◆ Required task
Look through the material below and give the number of lines holding "document", with no other words.

◆ Data provided
++++++++++

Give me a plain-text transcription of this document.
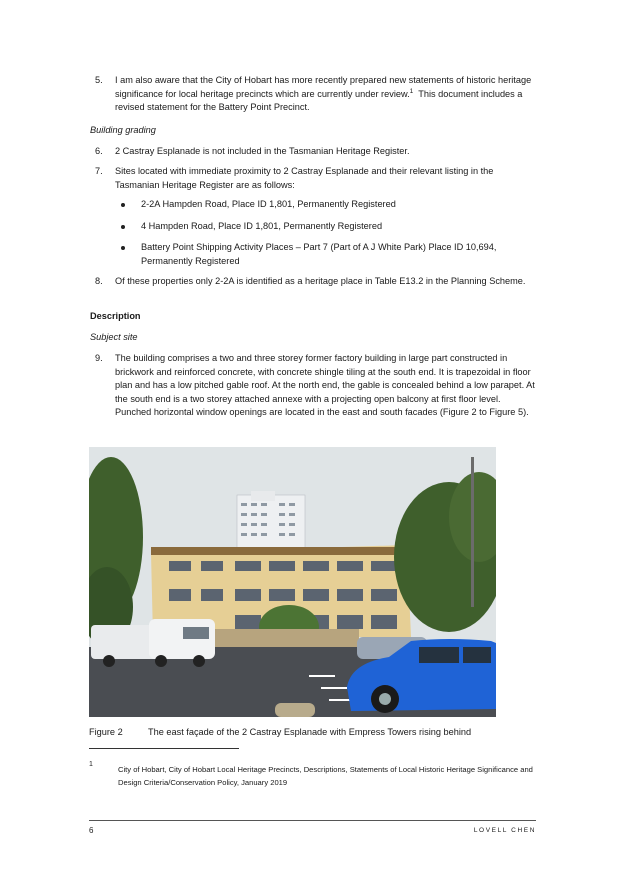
5.	I am also aware that the City of Hobart has more recently prepared new statements of historic heritage significance for local heritage precincts which are currently under review.$^1$ This document includes a revised statement for the Battery Point Precinct.
Building grading
6.	2 Castray Esplanade is not included in the Tasmanian Heritage Register.
7.	Sites located with immediate proximity to 2 Castray Esplanade and their relevant listing in the Tasmanian Heritage Register are as follows:
2-2A Hampden Road, Place ID 1,801, Permanently Registered
4 Hampden Road, Place ID 1,801, Permanently Registered
Battery Point Shipping Activity Places – Part 7 (Part of A J White Park) Place ID 10,694, Permanently Registered
8.	Of these properties only 2-2A is identified as a heritage place in Table E13.2 in the Planning Scheme.
Description
Subject site
9.	The building comprises a two and three storey former factory building in large part constructed in brickwork and reinforced concrete, with concrete shingle tiling at the south end. It is trapezoidal in floor plan and has a low pitched gable roof. At the north end, the gable is concealed behind a low parapet. At the south end is a two storey attached annexe with a projecting open balcony at first floor level. Punched horizontal window openings are located in the east and south facades (Figure 2 to Figure 5).
Figure 2	The east façade of the 2 Castray Esplanade with Empress Towers rising behind
1
City of Hobart, City of Hobart Local Heritage Precincts, Descriptions, Statements of Local Historic Heritage Significance and Design Criteria/Conservation Policy, January 2019
6	LOVELL CHEN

++++++++++

◆ Solution to this task
2